PROBLEM STATEMENT>
What's needed is an exact copy of the lines from the one that contains "What text is on this page?" to the end of the data below, leaving the pictures out.

STORED RECORDS>
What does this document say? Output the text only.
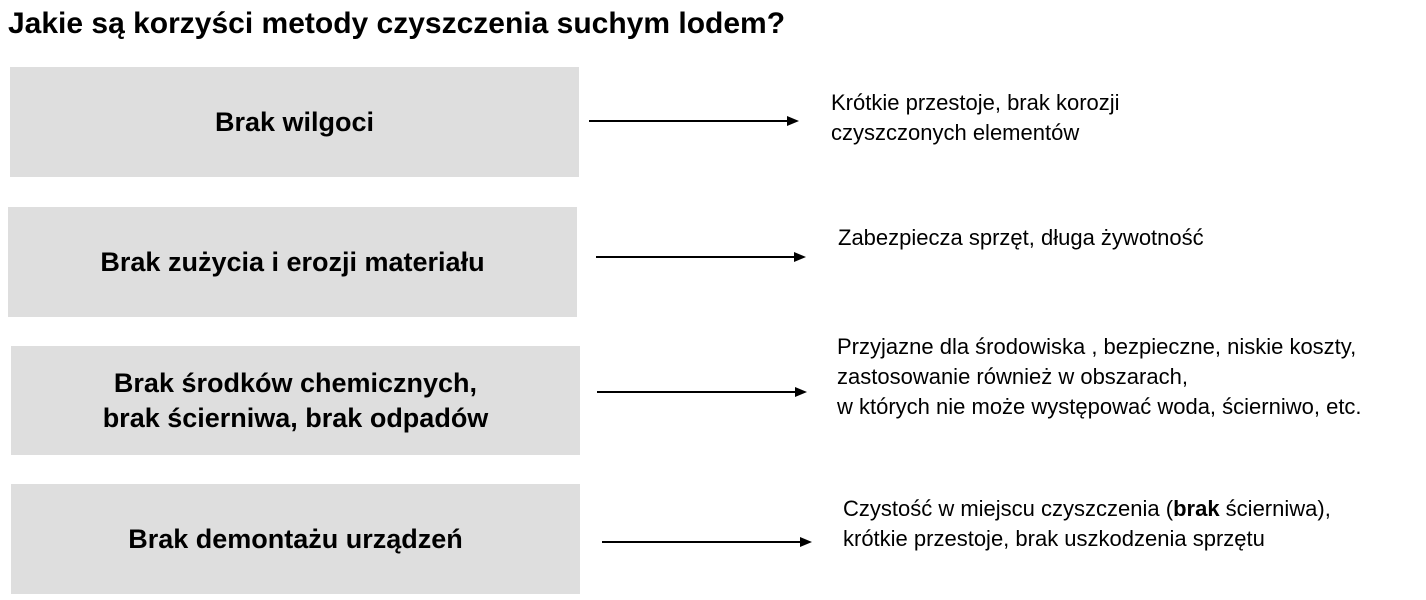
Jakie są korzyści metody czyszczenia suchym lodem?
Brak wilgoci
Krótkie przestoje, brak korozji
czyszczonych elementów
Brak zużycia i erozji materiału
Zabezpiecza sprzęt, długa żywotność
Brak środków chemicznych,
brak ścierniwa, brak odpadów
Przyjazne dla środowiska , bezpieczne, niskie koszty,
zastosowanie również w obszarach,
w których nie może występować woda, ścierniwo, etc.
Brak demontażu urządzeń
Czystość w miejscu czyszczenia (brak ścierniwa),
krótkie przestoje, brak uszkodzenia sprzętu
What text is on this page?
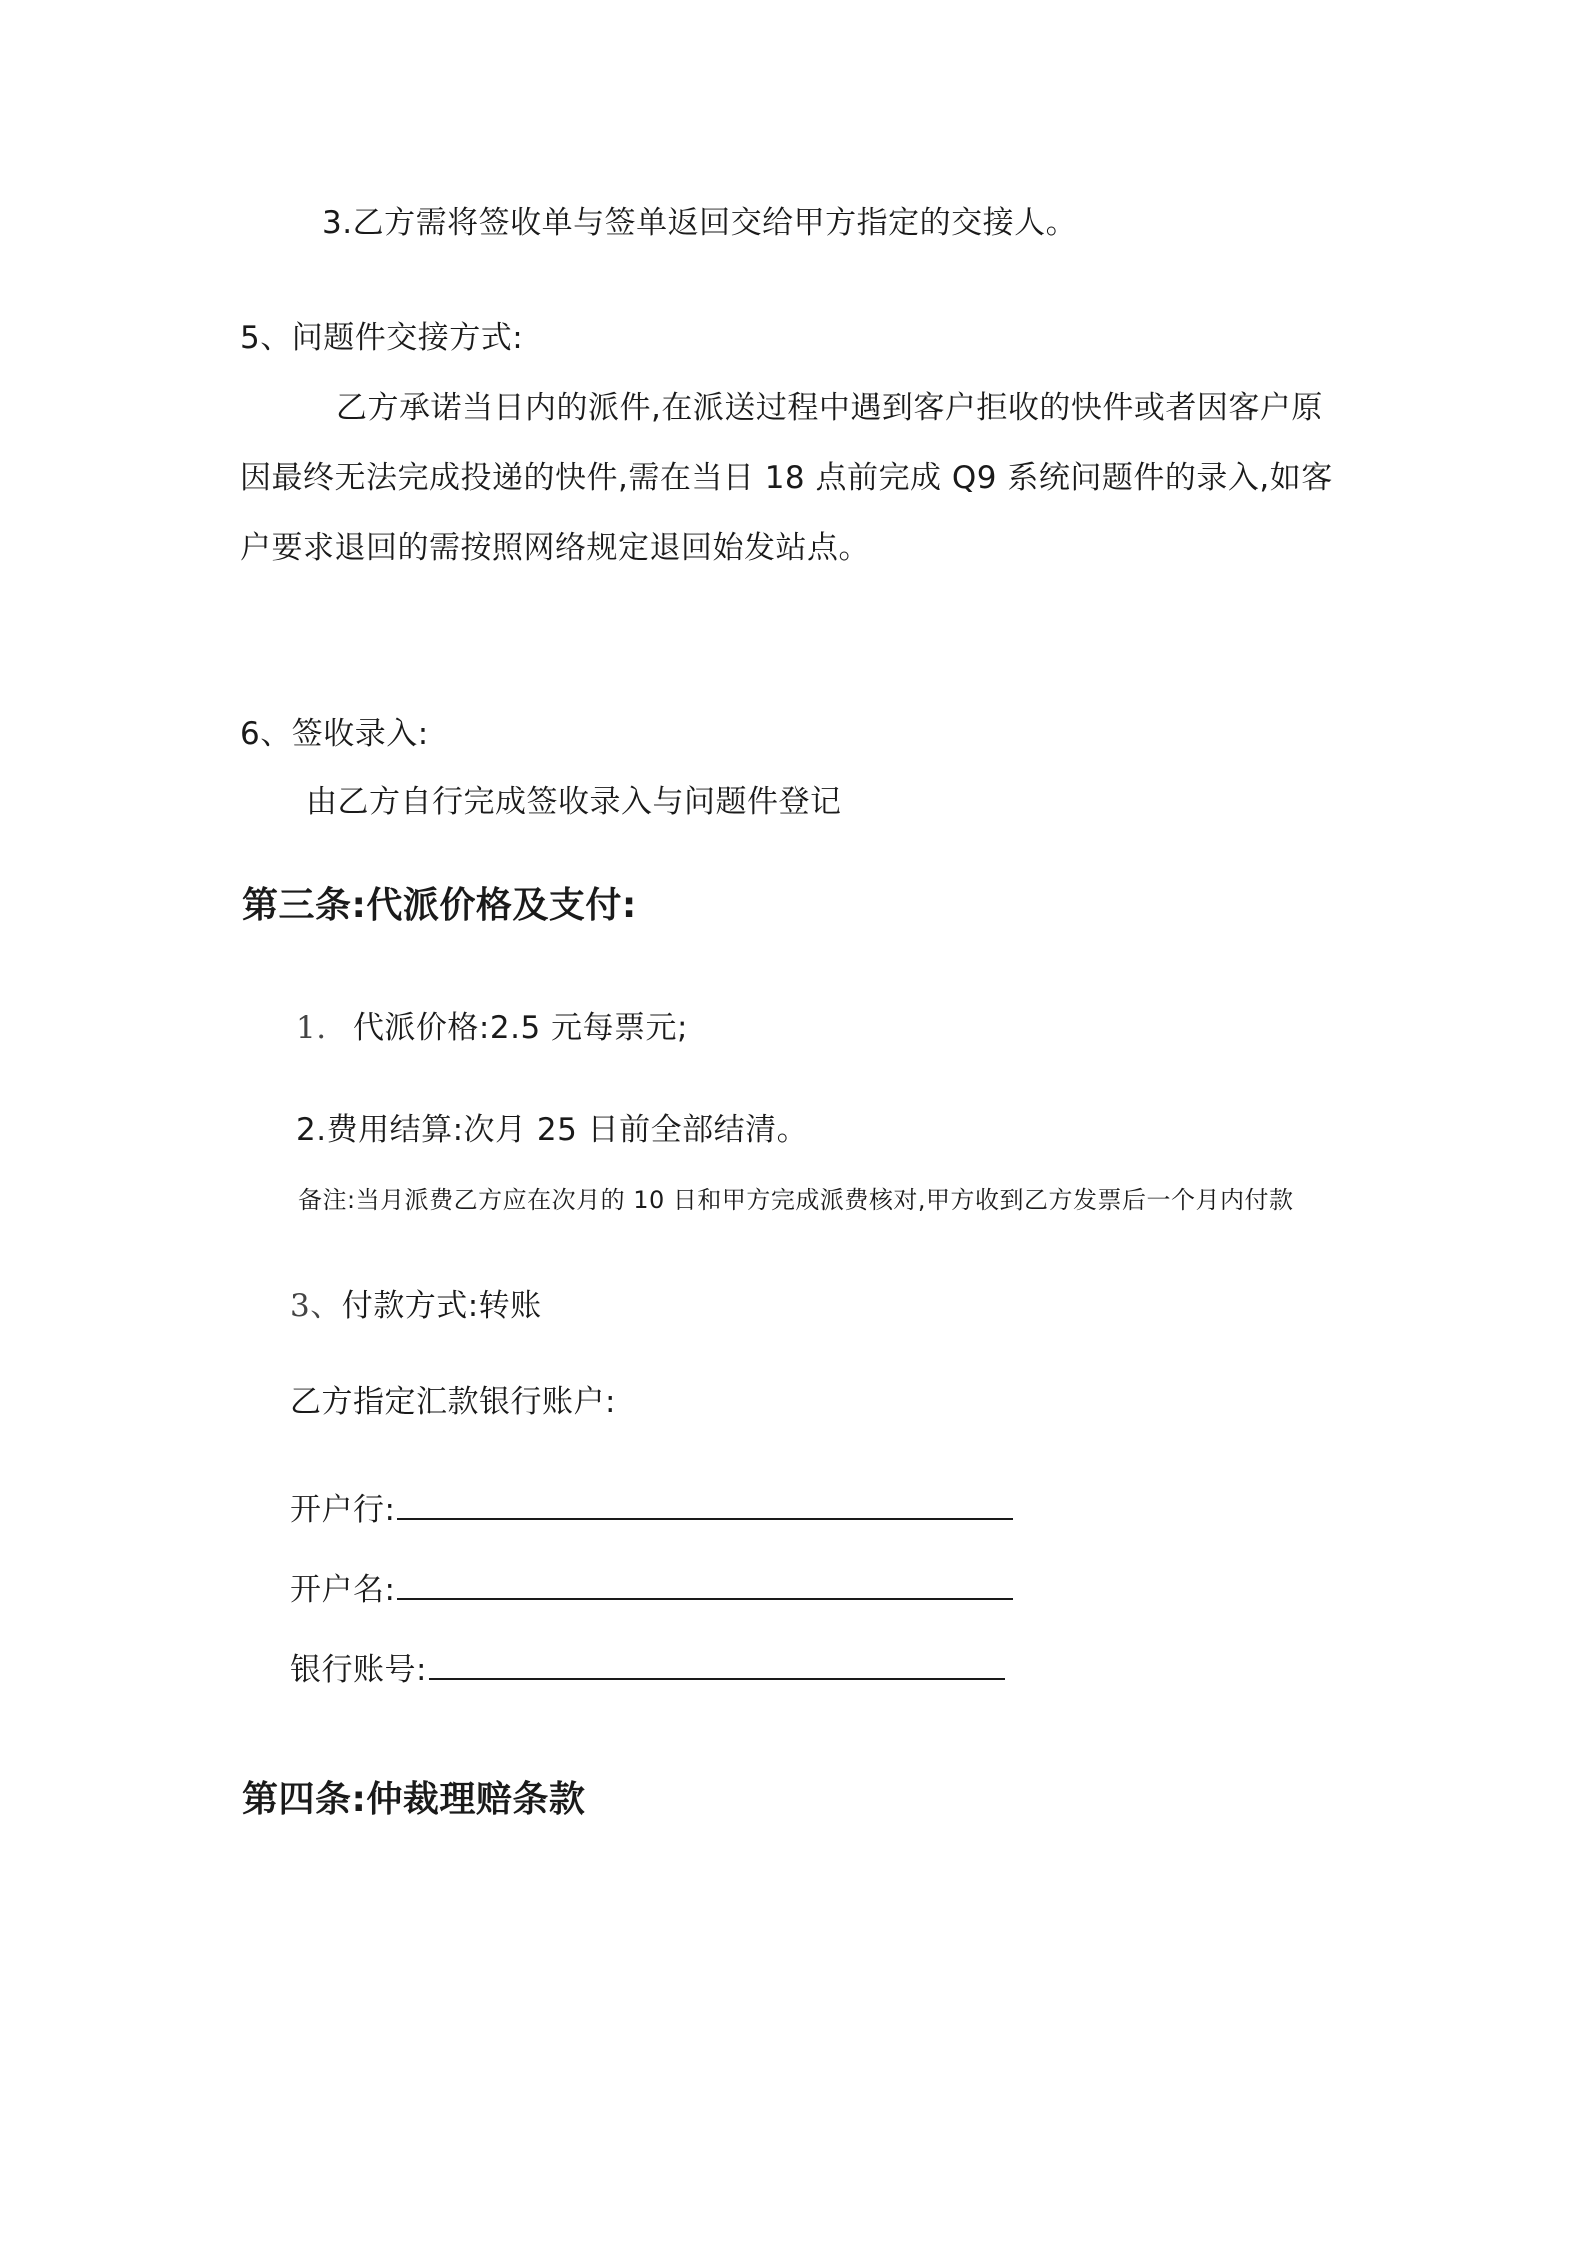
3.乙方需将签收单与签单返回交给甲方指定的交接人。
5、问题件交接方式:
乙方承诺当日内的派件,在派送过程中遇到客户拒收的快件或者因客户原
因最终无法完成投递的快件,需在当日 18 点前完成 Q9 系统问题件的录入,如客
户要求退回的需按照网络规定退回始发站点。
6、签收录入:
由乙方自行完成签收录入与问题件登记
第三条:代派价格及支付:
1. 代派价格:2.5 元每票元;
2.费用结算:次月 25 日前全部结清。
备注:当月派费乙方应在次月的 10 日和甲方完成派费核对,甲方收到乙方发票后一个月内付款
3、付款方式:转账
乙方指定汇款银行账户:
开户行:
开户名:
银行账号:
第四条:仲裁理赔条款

FINISHED TASK>
What text is on this page?
3.乙方需将签收单与签单返回交给甲方指定的交接人。
5、问题件交接方式:
乙方承诺当日内的派件,在派送过程中遇到客户拒收的快件或者因客户原
因最终无法完成投递的快件,需在当日 18 点前完成 Q9 系统问题件的录入,如客
户要求退回的需按照网络规定退回始发站点。
6、签收录入:
由乙方自行完成签收录入与问题件登记
第三条:代派价格及支付:
1. 代派价格:2.5 元每票元;
2.费用结算:次月 25 日前全部结清。
备注:当月派费乙方应在次月的 10 日和甲方完成派费核对,甲方收到乙方发票后一个月内付款
3、付款方式:转账
乙方指定汇款银行账户:
开户行:
开户名:
银行账号:
第四条:仲裁理赔条款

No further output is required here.